**** ENTRIES SHOWN ****

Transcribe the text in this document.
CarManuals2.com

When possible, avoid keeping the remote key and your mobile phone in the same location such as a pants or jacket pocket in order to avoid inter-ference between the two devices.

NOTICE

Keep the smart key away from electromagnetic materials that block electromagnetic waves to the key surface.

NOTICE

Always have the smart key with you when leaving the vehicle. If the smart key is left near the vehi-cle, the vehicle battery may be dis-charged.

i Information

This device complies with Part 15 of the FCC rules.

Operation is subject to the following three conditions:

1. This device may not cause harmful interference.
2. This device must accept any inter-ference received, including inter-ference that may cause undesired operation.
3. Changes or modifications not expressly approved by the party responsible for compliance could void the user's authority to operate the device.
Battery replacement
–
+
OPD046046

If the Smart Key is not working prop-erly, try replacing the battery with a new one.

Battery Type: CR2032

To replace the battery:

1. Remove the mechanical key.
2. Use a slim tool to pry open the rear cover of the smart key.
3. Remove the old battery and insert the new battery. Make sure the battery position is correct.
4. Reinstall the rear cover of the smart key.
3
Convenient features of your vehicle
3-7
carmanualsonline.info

****

__REQUEST__
Go through the listing above and list every line that has the word "Remove".

__FINAL ANSWER__
1. Remove the mechanical key.
3. Remove the old battery and insert the new battery. Make sure the battery position is correct.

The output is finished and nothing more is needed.